→ **提示文**:
- 義久 精臣 (よしひさ・あきおみ)
- 医学部 循環器内科学講座 特任教授
- 研究グループ
- 義久 精臣1、渡邊 孝一郎1、佐藤 悠1、石橋伸治2、松田美津子2、山寺幸雄2、一條 靖洋1、横川 哲朗1、三阪 智史1、及川 雅啓1、小林 淳1、竹石 恭知1 (1 循環器内科学講座、2 検査部)
概要
論文掲載雑誌:「Scientific Reports」(令和2年12月17日)
心不全ではうっ血や低灌流により多臓器障害を来たす。しかし、心不全における腎臓の血行動態と腎障害および予後に関する検討は十分に行われていない。また、日常臨床において評価可能な客観的な腎血行動態指標はない。
本研究では腹部エコーを用いて、腎臓のうっ血(腎静脈血流パターンintrarenal Doppler venous flow pattern, IRVF pattern)と低灌流(interlobar renal artery velocity time integral, VTI)を評価し、血液および尿検査における腎機能指標や右心カテーテルによる血行動態指標との関係について検討した。さらに、IRVF patternやVTIと退院後の予後について検討した。

→ **演習データ**:
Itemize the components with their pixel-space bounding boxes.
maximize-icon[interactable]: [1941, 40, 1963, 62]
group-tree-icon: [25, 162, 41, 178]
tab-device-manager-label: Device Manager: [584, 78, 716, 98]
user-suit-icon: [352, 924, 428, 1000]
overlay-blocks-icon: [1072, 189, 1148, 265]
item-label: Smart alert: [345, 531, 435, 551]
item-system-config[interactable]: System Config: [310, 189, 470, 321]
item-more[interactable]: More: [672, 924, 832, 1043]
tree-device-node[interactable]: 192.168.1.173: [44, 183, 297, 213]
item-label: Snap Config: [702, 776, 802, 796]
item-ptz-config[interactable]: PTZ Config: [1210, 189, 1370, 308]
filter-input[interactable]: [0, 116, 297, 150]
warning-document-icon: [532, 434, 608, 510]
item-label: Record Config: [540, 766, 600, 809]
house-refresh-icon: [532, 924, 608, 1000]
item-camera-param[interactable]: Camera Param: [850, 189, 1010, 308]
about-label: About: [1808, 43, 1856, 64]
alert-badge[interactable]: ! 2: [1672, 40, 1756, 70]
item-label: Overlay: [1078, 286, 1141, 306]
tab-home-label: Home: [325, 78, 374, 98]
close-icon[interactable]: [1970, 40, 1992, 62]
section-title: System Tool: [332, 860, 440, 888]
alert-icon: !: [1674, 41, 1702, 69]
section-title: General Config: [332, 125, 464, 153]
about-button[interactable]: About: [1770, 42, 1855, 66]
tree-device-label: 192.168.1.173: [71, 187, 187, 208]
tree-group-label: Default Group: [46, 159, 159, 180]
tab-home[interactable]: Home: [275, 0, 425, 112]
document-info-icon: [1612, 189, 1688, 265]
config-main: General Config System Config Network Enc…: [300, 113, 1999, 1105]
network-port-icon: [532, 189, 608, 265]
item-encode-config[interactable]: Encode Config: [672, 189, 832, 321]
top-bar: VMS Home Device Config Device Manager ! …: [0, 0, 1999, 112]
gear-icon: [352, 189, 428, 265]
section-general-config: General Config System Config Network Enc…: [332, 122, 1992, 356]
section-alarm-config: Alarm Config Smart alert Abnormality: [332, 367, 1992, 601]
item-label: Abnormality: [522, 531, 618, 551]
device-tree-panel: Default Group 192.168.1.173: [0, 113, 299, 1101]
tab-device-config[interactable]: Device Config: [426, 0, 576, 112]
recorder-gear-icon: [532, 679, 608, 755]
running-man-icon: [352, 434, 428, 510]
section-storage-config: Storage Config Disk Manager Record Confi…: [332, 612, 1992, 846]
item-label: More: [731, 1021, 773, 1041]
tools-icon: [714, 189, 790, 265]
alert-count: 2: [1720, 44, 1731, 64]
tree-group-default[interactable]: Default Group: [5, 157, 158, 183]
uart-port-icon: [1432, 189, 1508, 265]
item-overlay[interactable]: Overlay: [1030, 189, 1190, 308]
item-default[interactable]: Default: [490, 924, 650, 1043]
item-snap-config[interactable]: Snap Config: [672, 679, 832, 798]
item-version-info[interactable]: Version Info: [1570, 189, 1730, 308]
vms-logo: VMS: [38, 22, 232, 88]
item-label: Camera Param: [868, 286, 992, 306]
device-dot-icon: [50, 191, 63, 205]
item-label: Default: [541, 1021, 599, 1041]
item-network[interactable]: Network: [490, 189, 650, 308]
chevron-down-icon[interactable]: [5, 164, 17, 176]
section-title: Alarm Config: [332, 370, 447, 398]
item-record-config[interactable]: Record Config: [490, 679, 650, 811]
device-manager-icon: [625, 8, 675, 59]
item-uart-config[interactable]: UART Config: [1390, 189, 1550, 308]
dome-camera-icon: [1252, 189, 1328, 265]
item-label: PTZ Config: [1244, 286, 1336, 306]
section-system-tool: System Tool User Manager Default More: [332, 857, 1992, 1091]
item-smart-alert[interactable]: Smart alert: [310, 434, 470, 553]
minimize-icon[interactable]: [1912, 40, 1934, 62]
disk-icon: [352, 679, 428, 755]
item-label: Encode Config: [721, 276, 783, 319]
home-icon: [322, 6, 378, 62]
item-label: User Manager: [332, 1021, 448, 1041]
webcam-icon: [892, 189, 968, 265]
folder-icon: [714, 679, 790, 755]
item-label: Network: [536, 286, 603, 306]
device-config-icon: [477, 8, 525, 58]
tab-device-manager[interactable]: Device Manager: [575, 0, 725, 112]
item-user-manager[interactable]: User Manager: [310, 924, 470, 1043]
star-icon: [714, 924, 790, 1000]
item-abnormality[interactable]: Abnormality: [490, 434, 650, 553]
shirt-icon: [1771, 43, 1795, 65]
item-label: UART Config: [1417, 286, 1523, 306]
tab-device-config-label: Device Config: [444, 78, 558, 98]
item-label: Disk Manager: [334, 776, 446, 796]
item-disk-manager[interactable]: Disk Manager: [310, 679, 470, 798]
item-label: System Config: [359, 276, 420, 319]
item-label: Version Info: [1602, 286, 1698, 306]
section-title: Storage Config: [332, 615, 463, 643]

→ **課題について**: 心不全の腎血行動態に関する研究の概要で、論文が掲載された雑誌は何か。

→ **課題の結果**: 「Scientific Reports」(令和2年12月17日掲載)。